Under this task are some entries; return every one of them exactly.
╭─ Material to process
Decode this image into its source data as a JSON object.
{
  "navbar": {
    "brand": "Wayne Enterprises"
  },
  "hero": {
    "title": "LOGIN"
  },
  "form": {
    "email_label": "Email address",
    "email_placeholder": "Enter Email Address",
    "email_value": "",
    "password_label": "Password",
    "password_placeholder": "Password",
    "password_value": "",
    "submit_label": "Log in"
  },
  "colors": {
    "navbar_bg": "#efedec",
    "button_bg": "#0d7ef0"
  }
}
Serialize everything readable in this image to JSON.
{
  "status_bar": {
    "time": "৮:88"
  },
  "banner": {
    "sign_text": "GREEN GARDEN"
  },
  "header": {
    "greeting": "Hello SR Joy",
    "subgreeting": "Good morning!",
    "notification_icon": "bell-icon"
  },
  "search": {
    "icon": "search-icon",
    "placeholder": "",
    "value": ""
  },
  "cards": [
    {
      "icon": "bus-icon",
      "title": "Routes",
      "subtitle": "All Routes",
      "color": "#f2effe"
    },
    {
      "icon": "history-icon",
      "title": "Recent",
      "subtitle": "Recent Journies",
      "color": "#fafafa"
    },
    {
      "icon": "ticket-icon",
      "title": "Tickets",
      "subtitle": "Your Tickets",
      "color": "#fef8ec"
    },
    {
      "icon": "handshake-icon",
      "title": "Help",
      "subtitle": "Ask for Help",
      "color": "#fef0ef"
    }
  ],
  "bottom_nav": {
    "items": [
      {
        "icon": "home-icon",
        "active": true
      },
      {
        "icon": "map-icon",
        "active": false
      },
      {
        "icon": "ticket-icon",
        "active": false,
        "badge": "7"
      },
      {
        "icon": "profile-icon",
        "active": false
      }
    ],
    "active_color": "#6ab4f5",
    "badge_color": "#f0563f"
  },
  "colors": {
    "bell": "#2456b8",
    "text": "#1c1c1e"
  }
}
╰─
**Correct answer:**
Decode this image into its source data as a JSON object.
{
  "navbar": {
    "brand": "Wayne Enterprises"
  },
  "hero": {
    "title": "LOGIN"
  },
  "form": {
    "email_label": "Email address",
    "email_placeholder": "Enter Email Address",
    "email_value": "",
    "password_label": "Password",
    "password_placeholder": "Password",
    "password_value": "",
    "submit_label": "Log in"
  },
  "colors": {
    "navbar_bg": "#efedec",
    "button_bg": "#0d7ef0"
  }
}
Serialize everything readable in this image to JSON.
{
  "status_bar": {
    "time": "৮:88"
  },
  "banner": {
    "sign_text": "GREEN GARDEN"
  },
  "header": {
    "greeting": "Hello SR Joy",
    "subgreeting": "Good morning!",
    "notification_icon": "bell-icon"
  },
  "search": {
    "icon": "search-icon",
    "placeholder": "",
    "value": ""
  },
  "cards": [
    {
      "icon": "bus-icon",
      "title": "Routes",
      "subtitle": "All Routes",
      "color": "#f2effe"
    },
    {
      "icon": "history-icon",
      "title": "Recent",
      "subtitle": "Recent Journies",
      "color": "#fafafa"
    },
    {
      "icon": "ticket-icon",
      "title": "Tickets",
      "subtitle": "Your Tickets",
      "color": "#fef8ec"
    },
    {
      "icon": "handshake-icon",
      "title": "Help",
      "subtitle": "Ask for Help",
      "color": "#fef0ef"
    }
  ],
  "bottom_nav": {
    "items": [
      {
        "icon": "home-icon",
        "active": true
      },
      {
        "icon": "map-icon",
        "active": false
      },
      {
        "icon": "ticket-icon",
        "active": false,
        "badge": "7"
      },
      {
        "icon": "profile-icon",
        "active": false
      }
    ],
    "active_color": "#6ab4f5",
    "badge_color": "#f0563f"
  },
  "colors": {
    "bell": "#2456b8",
    "text": "#1c1c1e"
  }
}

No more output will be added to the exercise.